▶ _INSTRUCTIONS FOR THE TASK_:
Repeat every line below exactly as it reads.

>> Start

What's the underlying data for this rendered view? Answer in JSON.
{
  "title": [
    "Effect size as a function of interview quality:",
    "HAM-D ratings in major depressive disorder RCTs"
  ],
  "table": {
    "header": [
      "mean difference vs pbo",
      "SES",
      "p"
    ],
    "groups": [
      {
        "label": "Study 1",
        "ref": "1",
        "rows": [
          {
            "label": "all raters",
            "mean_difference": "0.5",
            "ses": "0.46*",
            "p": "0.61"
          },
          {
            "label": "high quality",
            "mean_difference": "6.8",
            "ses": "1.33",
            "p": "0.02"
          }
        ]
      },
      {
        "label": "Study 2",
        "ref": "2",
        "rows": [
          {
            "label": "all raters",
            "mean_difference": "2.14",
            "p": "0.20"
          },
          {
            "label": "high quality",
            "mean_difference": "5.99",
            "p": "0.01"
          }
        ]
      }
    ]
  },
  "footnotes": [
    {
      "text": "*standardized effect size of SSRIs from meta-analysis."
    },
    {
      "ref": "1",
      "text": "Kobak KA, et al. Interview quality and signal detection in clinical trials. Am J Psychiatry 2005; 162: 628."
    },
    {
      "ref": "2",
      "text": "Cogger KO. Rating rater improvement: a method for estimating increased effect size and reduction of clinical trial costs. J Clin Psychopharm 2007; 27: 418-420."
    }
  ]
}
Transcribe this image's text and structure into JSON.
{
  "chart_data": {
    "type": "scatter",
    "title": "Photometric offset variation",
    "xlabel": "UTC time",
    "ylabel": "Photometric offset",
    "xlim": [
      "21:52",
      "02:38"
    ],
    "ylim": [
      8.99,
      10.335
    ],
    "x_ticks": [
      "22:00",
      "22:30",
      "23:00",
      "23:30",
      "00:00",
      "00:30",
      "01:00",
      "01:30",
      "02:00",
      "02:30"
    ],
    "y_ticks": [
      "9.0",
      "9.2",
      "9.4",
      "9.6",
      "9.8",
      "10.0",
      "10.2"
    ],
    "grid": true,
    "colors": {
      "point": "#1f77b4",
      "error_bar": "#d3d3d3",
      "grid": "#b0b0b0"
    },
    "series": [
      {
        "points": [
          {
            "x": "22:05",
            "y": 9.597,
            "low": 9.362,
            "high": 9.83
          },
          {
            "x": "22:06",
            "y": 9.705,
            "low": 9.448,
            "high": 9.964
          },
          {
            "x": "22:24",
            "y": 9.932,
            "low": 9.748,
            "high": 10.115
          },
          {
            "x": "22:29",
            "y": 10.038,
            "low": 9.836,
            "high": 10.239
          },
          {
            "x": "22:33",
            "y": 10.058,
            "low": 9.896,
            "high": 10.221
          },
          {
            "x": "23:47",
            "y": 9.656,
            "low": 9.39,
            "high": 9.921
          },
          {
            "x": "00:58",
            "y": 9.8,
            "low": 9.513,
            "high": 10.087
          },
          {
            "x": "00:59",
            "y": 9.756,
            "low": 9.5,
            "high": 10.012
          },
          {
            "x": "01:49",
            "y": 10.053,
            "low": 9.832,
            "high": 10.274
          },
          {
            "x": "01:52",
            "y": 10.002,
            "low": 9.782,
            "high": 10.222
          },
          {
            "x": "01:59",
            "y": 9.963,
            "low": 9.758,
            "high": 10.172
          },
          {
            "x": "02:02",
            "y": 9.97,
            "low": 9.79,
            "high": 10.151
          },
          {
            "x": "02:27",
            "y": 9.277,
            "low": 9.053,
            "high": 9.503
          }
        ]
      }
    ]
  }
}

>> End

▶ _RESULT OF THIS EXERCISE_:
What's the underlying data for this rendered view? Answer in JSON.
{
  "title": [
    "Effect size as a function of interview quality:",
    "HAM-D ratings in major depressive disorder RCTs"
  ],
  "table": {
    "header": [
      "mean difference vs pbo",
      "SES",
      "p"
    ],
    "groups": [
      {
        "label": "Study 1",
        "ref": "1",
        "rows": [
          {
            "label": "all raters",
            "mean_difference": "0.5",
            "ses": "0.46*",
            "p": "0.61"
          },
          {
            "label": "high quality",
            "mean_difference": "6.8",
            "ses": "1.33",
            "p": "0.02"
          }
        ]
      },
      {
        "label": "Study 2",
        "ref": "2",
        "rows": [
          {
            "label": "all raters",
            "mean_difference": "2.14",
            "p": "0.20"
          },
          {
            "label": "high quality",
            "mean_difference": "5.99",
            "p": "0.01"
          }
        ]
      }
    ]
  },
  "footnotes": [
    {
      "text": "*standardized effect size of SSRIs from meta-analysis."
    },
    {
      "ref": "1",
      "text": "Kobak KA, et al. Interview quality and signal detection in clinical trials. Am J Psychiatry 2005; 162: 628."
    },
    {
      "ref": "2",
      "text": "Cogger KO. Rating rater improvement: a method for estimating increased effect size and reduction of clinical trial costs. J Clin Psychopharm 2007; 27: 418-420."
    }
  ]
}
Transcribe this image's text and structure into JSON.
{
  "chart_data": {
    "type": "scatter",
    "title": "Photometric offset variation",
    "xlabel": "UTC time",
    "ylabel": "Photometric offset",
    "xlim": [
      "21:52",
      "02:38"
    ],
    "ylim": [
      8.99,
      10.335
    ],
    "x_ticks": [
      "22:00",
      "22:30",
      "23:00",
      "23:30",
      "00:00",
      "00:30",
      "01:00",
      "01:30",
      "02:00",
      "02:30"
    ],
    "y_ticks": [
      "9.0",
      "9.2",
      "9.4",
      "9.6",
      "9.8",
      "10.0",
      "10.2"
    ],
    "grid": true,
    "colors": {
      "point": "#1f77b4",
      "error_bar": "#d3d3d3",
      "grid": "#b0b0b0"
    },
    "series": [
      {
        "points": [
          {
            "x": "22:05",
            "y": 9.597,
            "low": 9.362,
            "high": 9.83
          },
          {
            "x": "22:06",
            "y": 9.705,
            "low": 9.448,
            "high": 9.964
          },
          {
            "x": "22:24",
            "y": 9.932,
            "low": 9.748,
            "high": 10.115
          },
          {
            "x": "22:29",
            "y": 10.038,
            "low": 9.836,
            "high": 10.239
          },
          {
            "x": "22:33",
            "y": 10.058,
            "low": 9.896,
            "high": 10.221
          },
          {
            "x": "23:47",
            "y": 9.656,
            "low": 9.39,
            "high": 9.921
          },
          {
            "x": "00:58",
            "y": 9.8,
            "low": 9.513,
            "high": 10.087
          },
          {
            "x": "00:59",
            "y": 9.756,
            "low": 9.5,
            "high": 10.012
          },
          {
            "x": "01:49",
            "y": 10.053,
            "low": 9.832,
            "high": 10.274
          },
          {
            "x": "01:52",
            "y": 10.002,
            "low": 9.782,
            "high": 10.222
          },
          {
            "x": "01:59",
            "y": 9.963,
            "low": 9.758,
            "high": 10.172
          },
          {
            "x": "02:02",
            "y": 9.97,
            "low": 9.79,
            "high": 10.151
          },
          {
            "x": "02:27",
            "y": 9.277,
            "low": 9.053,
            "high": 9.503
          }
        ]
      }
    ]
  }
}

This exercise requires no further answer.